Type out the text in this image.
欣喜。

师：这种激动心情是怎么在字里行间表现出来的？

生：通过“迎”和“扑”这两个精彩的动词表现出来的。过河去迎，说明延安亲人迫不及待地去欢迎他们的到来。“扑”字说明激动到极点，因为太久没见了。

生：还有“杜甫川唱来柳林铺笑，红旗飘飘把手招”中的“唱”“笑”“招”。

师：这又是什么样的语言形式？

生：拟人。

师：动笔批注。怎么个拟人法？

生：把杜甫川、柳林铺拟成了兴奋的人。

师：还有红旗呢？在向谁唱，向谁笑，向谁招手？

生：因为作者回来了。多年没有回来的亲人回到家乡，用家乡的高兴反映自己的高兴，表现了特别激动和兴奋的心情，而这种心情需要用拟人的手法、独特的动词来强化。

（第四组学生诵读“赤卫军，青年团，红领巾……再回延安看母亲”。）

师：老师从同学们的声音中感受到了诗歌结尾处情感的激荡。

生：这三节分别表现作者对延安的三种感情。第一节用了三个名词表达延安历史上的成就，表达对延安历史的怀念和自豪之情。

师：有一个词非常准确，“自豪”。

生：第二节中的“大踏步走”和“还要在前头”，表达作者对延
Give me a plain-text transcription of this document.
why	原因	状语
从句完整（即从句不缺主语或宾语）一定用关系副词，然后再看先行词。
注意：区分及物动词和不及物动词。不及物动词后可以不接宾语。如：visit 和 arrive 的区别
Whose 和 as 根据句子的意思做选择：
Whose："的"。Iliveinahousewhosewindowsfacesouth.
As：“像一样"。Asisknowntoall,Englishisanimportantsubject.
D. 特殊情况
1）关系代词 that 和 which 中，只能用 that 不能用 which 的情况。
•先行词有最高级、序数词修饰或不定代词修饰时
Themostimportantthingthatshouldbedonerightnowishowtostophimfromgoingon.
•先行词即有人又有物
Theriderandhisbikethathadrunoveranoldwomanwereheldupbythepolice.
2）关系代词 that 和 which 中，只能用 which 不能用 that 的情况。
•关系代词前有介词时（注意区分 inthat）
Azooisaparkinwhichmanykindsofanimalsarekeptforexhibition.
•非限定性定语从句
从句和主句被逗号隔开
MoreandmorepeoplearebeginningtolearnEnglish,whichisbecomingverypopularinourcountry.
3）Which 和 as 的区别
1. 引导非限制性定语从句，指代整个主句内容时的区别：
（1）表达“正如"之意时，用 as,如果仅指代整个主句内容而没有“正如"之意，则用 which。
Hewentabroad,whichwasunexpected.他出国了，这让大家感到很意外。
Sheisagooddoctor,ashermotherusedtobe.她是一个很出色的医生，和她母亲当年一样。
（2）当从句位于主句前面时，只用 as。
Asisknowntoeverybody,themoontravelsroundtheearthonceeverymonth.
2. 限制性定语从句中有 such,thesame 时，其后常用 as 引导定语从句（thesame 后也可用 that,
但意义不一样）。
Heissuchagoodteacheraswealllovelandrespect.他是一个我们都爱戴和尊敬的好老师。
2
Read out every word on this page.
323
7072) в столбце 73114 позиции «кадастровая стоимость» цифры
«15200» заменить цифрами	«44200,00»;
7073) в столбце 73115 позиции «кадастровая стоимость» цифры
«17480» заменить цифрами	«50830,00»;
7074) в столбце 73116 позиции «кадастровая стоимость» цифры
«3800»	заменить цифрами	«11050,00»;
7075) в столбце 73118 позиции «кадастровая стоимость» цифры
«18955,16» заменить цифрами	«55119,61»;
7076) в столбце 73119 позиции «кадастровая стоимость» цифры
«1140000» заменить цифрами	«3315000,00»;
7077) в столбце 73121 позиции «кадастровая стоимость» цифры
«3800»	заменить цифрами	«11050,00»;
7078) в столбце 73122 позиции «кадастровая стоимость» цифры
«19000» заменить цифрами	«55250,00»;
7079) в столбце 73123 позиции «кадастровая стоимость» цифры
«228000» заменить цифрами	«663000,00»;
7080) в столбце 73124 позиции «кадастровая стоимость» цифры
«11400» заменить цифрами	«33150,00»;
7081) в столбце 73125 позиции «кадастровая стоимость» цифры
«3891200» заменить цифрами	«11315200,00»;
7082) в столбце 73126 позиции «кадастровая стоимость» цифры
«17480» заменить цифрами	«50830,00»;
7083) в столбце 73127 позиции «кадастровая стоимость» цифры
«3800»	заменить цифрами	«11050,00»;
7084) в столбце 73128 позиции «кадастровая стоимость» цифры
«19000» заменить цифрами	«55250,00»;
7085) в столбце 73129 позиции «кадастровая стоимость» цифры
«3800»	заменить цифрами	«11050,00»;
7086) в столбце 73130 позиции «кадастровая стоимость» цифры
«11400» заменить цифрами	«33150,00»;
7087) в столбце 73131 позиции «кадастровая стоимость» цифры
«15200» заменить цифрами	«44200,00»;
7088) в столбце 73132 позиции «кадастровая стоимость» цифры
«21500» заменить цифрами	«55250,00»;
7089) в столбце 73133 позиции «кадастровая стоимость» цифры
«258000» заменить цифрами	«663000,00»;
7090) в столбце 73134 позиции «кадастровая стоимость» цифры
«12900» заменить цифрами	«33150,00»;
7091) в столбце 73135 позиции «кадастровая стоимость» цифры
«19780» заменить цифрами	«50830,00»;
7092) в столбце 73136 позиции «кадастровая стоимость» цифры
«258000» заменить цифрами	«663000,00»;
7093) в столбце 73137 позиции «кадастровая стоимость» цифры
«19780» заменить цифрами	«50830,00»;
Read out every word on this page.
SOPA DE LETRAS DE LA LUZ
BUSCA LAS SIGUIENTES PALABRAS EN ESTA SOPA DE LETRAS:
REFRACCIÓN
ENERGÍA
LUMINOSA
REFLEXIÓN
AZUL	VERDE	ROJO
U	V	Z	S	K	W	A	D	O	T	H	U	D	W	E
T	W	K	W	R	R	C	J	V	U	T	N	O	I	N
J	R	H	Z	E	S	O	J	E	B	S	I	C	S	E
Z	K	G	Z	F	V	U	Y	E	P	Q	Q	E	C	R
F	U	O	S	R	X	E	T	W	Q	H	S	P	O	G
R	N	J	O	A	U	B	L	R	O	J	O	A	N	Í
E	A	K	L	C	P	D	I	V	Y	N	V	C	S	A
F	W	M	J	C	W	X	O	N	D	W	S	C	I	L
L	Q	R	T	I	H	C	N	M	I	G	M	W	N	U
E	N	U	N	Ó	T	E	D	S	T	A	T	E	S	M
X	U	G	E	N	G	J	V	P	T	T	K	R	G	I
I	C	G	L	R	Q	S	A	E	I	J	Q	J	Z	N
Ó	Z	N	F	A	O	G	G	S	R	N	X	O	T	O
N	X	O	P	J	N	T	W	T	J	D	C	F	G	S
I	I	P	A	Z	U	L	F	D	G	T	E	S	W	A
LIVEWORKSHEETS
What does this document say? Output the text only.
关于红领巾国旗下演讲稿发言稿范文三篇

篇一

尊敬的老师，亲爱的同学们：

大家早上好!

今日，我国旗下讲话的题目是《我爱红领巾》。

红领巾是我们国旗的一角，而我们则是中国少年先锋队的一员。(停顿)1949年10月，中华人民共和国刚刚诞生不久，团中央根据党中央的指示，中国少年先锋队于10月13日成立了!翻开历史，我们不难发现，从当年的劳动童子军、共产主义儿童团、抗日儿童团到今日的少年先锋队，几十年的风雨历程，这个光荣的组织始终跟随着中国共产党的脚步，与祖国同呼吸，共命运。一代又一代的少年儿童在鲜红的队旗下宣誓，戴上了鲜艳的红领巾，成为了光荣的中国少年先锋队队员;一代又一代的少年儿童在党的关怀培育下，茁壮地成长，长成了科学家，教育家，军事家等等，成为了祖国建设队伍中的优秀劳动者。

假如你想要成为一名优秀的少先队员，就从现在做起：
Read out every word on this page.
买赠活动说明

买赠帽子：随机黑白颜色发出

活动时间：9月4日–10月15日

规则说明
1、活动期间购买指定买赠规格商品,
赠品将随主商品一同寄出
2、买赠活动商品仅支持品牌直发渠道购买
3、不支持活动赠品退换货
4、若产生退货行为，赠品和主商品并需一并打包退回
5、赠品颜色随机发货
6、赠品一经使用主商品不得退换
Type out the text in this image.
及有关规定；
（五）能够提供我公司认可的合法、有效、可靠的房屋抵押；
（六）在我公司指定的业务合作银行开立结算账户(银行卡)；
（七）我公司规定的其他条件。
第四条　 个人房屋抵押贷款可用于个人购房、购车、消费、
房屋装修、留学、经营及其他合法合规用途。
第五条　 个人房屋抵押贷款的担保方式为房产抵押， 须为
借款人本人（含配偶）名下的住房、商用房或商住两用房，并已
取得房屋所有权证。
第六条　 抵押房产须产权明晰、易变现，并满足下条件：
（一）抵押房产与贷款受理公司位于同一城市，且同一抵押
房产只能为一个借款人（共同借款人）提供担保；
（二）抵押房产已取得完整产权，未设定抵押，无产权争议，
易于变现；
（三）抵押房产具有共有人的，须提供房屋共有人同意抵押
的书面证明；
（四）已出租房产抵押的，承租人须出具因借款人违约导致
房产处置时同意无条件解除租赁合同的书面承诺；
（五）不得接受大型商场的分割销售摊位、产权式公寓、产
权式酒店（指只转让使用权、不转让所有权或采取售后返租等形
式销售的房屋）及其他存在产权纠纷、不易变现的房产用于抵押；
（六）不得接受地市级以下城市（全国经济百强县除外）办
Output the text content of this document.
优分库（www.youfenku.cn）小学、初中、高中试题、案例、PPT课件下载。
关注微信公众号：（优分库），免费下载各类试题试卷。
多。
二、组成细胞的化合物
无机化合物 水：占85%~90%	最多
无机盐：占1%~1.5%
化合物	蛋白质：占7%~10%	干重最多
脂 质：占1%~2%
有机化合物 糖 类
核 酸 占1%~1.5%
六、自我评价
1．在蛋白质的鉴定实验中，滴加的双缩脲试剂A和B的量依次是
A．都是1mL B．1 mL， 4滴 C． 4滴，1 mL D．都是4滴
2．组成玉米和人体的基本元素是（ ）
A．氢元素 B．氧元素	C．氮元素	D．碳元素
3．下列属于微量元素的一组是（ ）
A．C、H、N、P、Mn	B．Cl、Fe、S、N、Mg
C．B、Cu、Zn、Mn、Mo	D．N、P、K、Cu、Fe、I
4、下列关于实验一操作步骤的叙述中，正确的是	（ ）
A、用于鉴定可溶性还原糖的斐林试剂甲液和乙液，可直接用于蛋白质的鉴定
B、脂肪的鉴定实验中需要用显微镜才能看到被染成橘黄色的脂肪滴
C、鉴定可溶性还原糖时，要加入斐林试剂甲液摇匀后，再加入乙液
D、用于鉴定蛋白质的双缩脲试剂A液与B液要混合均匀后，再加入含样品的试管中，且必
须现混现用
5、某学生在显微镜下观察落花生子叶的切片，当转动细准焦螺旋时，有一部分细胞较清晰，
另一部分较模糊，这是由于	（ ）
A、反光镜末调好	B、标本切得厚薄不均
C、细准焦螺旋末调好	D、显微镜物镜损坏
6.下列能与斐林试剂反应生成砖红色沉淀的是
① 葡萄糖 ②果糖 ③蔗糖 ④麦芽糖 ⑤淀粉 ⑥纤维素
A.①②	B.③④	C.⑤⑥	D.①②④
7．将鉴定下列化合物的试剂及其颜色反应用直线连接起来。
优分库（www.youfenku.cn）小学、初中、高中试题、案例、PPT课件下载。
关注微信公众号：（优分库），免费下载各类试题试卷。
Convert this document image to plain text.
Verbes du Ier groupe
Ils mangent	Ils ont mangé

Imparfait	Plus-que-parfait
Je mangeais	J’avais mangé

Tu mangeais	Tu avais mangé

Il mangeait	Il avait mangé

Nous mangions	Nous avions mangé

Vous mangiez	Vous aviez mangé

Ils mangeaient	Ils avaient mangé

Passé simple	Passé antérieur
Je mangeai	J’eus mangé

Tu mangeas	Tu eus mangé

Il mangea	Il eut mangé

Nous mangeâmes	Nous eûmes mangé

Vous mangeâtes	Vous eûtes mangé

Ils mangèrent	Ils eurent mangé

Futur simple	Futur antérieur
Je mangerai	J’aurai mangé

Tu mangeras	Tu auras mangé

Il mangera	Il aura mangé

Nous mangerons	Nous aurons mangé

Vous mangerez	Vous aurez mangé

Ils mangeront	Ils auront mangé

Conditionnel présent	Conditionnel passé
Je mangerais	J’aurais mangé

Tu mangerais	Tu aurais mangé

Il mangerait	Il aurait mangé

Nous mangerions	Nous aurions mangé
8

********************

REQUIRED WORK:
Show every line that contains the word "avais".

TASK ANSWER:
Je mangeais	J’avais mangé
Tu mangeais	Tu avais mangé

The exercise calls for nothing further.